***** RECORDS SUPPLIED *****

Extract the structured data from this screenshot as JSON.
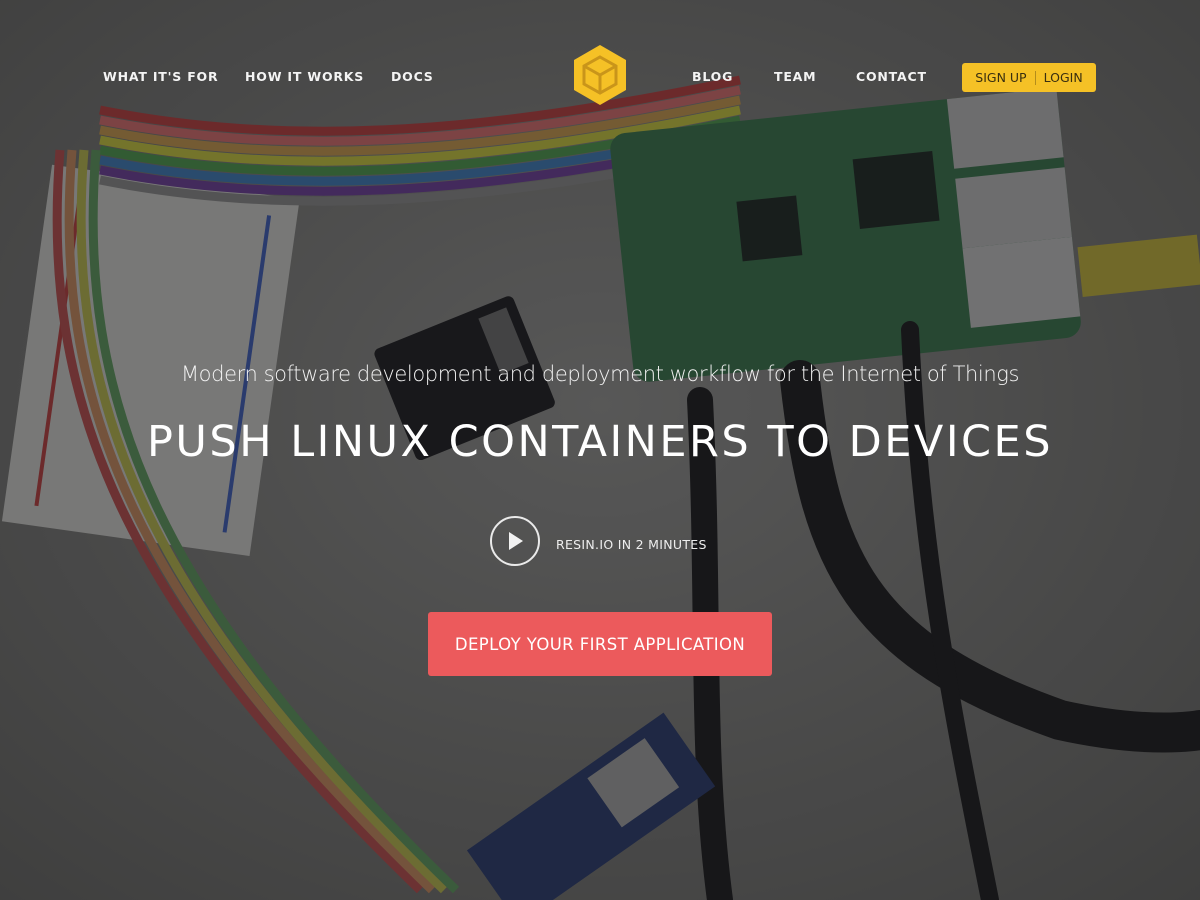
{
  "nav": {
    "left": [
      {
        "label": "WHAT IT'S FOR"
      },
      {
        "label": "HOW IT WORKS"
      },
      {
        "label": "DOCS"
      }
    ],
    "right": [
      {
        "label": "BLOG"
      },
      {
        "label": "TEAM"
      },
      {
        "label": "CONTACT"
      }
    ],
    "logo_icon": "hexagon-cube-icon",
    "auth": {
      "signup": "SIGN UP",
      "login": "LOGIN"
    }
  },
  "hero": {
    "tagline": "Modern software development and deployment workflow for the Internet of Things",
    "headline": "PUSH LINUX CONTAINERS TO DEVICES",
    "video": {
      "icon": "play-icon",
      "label": "RESIN.IO IN 2 MINUTES"
    },
    "cta": "DEPLOY YOUR FIRST APPLICATION",
    "background_image": "raspberry-pi-board-with-cables-photo"
  },
  "colors": {
    "accent_yellow": "#f5c126",
    "cta_red": "#ec5a5c",
    "overlay": "#141416"
  }
}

*****

GIVEN TASK: Return the listing above in full and without alteration, excluding its pictures.

SOLUTION:
Extract the structured data from this screenshot as JSON.
{
  "nav": {
    "left": [
      {
        "label": "WHAT IT'S FOR"
      },
      {
        "label": "HOW IT WORKS"
      },
      {
        "label": "DOCS"
      }
    ],
    "right": [
      {
        "label": "BLOG"
      },
      {
        "label": "TEAM"
      },
      {
        "label": "CONTACT"
      }
    ],
    "logo_icon": "hexagon-cube-icon",
    "auth": {
      "signup": "SIGN UP",
      "login": "LOGIN"
    }
  },
  "hero": {
    "tagline": "Modern software development and deployment workflow for the Internet of Things",
    "headline": "PUSH LINUX CONTAINERS TO DEVICES",
    "video": {
      "icon": "play-icon",
      "label": "RESIN.IO IN 2 MINUTES"
    },
    "cta": "DEPLOY YOUR FIRST APPLICATION",
    "background_image": "raspberry-pi-board-with-cables-photo"
  },
  "colors": {
    "accent_yellow": "#f5c126",
    "cta_red": "#ec5a5c",
    "overlay": "#141416"
  }
}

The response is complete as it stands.